▶ _Source data_
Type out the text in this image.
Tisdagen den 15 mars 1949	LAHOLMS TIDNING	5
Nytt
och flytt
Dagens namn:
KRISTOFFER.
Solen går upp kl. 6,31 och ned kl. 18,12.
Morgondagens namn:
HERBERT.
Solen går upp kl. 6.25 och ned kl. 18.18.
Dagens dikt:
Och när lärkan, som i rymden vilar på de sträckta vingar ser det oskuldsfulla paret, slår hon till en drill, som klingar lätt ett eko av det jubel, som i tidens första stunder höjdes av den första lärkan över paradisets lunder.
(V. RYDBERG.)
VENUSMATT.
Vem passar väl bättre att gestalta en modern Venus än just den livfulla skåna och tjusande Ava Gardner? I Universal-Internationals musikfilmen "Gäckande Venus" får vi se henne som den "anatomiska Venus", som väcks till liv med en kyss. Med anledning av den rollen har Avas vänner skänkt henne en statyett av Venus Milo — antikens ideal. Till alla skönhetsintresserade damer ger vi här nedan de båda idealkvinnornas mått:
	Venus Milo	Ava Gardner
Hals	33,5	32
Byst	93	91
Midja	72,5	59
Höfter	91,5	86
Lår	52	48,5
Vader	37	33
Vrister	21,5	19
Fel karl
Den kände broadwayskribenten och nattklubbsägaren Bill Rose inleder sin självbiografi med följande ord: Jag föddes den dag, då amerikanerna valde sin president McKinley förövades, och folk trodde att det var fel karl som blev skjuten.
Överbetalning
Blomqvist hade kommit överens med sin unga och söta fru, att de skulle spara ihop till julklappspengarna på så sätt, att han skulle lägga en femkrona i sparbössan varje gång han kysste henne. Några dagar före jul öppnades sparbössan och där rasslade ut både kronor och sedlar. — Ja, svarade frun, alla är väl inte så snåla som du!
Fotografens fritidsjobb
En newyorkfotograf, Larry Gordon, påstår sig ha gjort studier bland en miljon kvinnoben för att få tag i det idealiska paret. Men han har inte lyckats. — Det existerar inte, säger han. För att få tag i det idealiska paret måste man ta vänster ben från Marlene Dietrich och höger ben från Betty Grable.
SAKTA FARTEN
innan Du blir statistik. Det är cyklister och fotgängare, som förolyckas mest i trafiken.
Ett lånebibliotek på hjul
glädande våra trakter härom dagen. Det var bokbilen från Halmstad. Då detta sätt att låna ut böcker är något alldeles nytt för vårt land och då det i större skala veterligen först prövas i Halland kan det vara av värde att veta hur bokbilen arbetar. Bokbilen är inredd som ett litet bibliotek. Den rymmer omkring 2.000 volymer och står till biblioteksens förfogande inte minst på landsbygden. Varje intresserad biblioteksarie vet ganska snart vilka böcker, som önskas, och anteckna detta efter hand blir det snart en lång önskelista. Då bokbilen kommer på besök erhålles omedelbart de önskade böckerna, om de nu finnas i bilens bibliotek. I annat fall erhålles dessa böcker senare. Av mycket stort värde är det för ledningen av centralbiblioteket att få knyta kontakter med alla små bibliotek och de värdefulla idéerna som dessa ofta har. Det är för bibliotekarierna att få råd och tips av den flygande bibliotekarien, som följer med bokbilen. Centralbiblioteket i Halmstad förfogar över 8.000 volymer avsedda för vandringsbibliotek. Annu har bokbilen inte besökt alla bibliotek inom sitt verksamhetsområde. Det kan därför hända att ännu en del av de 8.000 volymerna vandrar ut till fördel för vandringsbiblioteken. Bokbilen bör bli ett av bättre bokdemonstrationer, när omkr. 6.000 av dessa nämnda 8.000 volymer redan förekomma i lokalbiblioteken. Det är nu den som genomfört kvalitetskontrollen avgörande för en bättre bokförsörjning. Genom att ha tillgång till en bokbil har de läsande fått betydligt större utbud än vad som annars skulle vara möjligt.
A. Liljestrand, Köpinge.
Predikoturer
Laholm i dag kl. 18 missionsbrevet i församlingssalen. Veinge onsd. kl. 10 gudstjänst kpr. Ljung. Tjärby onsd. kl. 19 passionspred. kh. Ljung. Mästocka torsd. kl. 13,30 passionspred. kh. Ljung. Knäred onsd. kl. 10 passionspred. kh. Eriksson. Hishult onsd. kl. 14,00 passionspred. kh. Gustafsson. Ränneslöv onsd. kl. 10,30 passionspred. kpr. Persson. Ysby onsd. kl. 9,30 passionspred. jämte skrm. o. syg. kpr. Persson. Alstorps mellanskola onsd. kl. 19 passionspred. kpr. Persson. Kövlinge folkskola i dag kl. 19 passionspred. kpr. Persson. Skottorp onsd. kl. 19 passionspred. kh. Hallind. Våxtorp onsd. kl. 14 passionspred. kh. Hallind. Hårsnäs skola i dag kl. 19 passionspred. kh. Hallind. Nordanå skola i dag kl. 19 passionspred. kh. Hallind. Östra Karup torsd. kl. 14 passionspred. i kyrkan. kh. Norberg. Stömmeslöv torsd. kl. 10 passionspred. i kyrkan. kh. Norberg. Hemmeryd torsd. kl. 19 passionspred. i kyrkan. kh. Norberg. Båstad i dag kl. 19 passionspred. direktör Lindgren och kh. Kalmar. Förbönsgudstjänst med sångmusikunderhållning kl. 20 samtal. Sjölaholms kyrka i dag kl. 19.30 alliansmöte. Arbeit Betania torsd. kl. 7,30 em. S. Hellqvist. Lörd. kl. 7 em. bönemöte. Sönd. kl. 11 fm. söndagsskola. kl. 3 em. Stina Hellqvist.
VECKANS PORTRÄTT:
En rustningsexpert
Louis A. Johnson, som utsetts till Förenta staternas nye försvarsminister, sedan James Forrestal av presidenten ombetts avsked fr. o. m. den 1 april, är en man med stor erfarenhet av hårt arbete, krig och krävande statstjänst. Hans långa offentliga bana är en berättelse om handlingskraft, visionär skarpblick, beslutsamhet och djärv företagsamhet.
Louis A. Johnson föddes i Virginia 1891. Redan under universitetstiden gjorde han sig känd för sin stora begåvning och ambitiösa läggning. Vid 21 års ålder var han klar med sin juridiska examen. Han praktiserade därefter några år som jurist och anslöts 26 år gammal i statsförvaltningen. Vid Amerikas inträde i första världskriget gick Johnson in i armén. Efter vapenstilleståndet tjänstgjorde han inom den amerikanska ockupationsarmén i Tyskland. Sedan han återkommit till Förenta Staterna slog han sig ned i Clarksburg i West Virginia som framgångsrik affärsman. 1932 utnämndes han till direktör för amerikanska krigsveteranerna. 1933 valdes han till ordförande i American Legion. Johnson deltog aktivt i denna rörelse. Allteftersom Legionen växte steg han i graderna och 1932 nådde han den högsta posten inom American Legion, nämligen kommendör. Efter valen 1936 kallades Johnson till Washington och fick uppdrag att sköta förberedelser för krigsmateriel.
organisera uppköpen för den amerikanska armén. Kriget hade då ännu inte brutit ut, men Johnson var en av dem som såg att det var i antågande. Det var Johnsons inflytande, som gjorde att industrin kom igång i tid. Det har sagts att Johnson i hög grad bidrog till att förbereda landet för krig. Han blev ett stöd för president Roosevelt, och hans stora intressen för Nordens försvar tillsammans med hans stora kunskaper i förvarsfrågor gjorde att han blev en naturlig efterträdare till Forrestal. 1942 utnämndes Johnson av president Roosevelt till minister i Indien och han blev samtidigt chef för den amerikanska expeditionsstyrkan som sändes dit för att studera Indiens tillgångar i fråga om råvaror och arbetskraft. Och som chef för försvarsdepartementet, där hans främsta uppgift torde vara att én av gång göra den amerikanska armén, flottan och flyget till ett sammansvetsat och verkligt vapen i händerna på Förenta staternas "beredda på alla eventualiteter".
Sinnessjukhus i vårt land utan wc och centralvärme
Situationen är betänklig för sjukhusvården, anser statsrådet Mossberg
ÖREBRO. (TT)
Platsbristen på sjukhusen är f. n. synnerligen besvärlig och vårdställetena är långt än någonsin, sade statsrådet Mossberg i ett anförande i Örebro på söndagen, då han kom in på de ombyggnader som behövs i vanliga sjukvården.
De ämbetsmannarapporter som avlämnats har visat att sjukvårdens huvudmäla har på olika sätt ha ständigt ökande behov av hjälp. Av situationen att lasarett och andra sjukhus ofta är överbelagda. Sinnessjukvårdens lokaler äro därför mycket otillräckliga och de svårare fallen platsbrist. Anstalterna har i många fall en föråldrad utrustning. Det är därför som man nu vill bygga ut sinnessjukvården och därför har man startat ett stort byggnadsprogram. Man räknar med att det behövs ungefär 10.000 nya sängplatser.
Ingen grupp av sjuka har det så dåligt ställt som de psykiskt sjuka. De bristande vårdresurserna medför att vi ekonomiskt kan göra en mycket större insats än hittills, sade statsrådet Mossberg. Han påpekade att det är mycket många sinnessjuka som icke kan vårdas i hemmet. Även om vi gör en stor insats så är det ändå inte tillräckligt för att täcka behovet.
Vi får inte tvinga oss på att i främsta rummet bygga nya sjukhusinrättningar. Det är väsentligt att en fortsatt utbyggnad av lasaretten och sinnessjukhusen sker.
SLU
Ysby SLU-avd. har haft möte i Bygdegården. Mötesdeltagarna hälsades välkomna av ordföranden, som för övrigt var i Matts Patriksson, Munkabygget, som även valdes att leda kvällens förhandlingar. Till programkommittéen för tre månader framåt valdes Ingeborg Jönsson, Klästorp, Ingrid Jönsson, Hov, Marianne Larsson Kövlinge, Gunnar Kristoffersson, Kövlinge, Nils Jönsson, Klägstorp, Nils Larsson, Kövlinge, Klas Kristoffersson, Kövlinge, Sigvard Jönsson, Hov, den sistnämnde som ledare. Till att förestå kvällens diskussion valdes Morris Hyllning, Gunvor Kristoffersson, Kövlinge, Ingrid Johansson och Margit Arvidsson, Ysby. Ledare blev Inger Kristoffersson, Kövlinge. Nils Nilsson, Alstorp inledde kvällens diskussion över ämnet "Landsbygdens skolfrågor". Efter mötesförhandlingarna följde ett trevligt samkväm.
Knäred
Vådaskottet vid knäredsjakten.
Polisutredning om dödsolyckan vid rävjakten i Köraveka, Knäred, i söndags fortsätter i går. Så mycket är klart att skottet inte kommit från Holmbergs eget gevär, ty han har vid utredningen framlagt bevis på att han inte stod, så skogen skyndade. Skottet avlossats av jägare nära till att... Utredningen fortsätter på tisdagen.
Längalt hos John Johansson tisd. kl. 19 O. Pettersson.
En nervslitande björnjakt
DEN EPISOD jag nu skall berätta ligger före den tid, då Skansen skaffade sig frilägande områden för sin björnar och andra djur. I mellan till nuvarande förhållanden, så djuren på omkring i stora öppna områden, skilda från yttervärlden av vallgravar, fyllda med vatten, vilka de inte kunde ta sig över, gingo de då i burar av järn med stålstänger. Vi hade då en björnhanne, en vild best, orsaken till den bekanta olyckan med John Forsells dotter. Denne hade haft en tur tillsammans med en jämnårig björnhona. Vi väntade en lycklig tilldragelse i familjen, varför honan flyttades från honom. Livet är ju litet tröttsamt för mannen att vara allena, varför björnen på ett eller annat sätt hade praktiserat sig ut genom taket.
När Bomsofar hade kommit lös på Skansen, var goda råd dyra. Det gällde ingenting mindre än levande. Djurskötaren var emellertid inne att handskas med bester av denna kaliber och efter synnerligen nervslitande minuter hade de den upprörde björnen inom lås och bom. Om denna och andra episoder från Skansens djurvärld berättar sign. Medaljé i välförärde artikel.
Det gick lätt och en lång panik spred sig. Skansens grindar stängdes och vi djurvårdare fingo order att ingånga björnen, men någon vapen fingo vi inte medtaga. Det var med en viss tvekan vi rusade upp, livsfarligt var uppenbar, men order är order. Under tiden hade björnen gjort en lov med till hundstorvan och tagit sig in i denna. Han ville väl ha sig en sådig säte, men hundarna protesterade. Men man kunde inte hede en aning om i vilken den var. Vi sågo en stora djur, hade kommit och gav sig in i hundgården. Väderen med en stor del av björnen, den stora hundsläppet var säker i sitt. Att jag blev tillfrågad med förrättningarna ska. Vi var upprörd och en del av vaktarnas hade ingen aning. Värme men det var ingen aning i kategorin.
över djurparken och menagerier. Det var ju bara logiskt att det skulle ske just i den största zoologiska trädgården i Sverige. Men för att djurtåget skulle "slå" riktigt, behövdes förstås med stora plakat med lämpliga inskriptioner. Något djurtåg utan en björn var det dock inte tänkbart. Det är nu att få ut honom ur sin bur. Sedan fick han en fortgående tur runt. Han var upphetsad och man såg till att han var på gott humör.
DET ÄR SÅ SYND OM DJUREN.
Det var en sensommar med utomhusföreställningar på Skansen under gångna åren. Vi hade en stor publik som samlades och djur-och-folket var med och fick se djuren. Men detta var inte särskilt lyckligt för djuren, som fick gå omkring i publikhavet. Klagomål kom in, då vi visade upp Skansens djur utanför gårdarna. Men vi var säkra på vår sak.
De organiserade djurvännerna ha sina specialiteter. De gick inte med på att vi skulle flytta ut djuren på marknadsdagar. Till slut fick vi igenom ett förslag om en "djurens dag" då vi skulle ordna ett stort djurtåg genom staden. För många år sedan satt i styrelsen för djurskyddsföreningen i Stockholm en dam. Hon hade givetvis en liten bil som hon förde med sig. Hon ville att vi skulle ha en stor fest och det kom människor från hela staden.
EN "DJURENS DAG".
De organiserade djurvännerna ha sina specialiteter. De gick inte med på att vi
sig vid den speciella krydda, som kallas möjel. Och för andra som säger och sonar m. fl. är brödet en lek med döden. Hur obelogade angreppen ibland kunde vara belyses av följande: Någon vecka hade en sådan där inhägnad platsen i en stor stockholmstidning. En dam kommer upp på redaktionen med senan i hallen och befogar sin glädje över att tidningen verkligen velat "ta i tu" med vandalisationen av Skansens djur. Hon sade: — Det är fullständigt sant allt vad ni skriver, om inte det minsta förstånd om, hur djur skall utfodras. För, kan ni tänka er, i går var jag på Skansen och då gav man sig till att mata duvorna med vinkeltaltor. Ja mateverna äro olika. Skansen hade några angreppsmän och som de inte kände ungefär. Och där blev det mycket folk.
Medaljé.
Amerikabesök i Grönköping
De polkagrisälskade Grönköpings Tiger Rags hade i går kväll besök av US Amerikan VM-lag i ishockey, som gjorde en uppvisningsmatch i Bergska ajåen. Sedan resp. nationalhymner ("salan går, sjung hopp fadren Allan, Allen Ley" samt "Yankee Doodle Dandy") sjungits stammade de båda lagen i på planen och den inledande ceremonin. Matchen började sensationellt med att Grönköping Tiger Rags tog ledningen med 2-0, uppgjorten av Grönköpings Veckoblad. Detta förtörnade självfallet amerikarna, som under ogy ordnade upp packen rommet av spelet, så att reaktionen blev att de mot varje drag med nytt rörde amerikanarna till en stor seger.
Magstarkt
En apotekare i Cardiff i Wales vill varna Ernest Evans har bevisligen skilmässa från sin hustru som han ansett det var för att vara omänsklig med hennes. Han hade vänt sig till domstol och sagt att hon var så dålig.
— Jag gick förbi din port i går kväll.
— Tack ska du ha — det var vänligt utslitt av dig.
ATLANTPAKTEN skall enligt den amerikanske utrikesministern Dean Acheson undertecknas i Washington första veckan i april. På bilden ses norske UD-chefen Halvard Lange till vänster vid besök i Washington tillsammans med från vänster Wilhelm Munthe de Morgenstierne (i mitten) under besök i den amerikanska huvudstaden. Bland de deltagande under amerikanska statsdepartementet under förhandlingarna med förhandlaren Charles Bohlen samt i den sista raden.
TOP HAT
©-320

▶ _Exercise_
Find every line in the records above that holds the word "Milo", and copy each one.

▶ _Reply to the exercise_
Vem passar väl bättre att gestalta en modern Venus än just den livfulla skåna och tjusande Ava Gardner? I Universal-Internationals musikfilmen "Gäckande Venus" får vi se henne som den "anatomiska Venus", som väcks till liv med en kyss. Med anledning av den rollen har Avas vänner skänkt henne en statyett av Venus Milo — antikens ideal. Till alla skönhetsintresserade damer ger vi här nedan de båda idealkvinnornas mått:
	Venus Milo	Ava Gardner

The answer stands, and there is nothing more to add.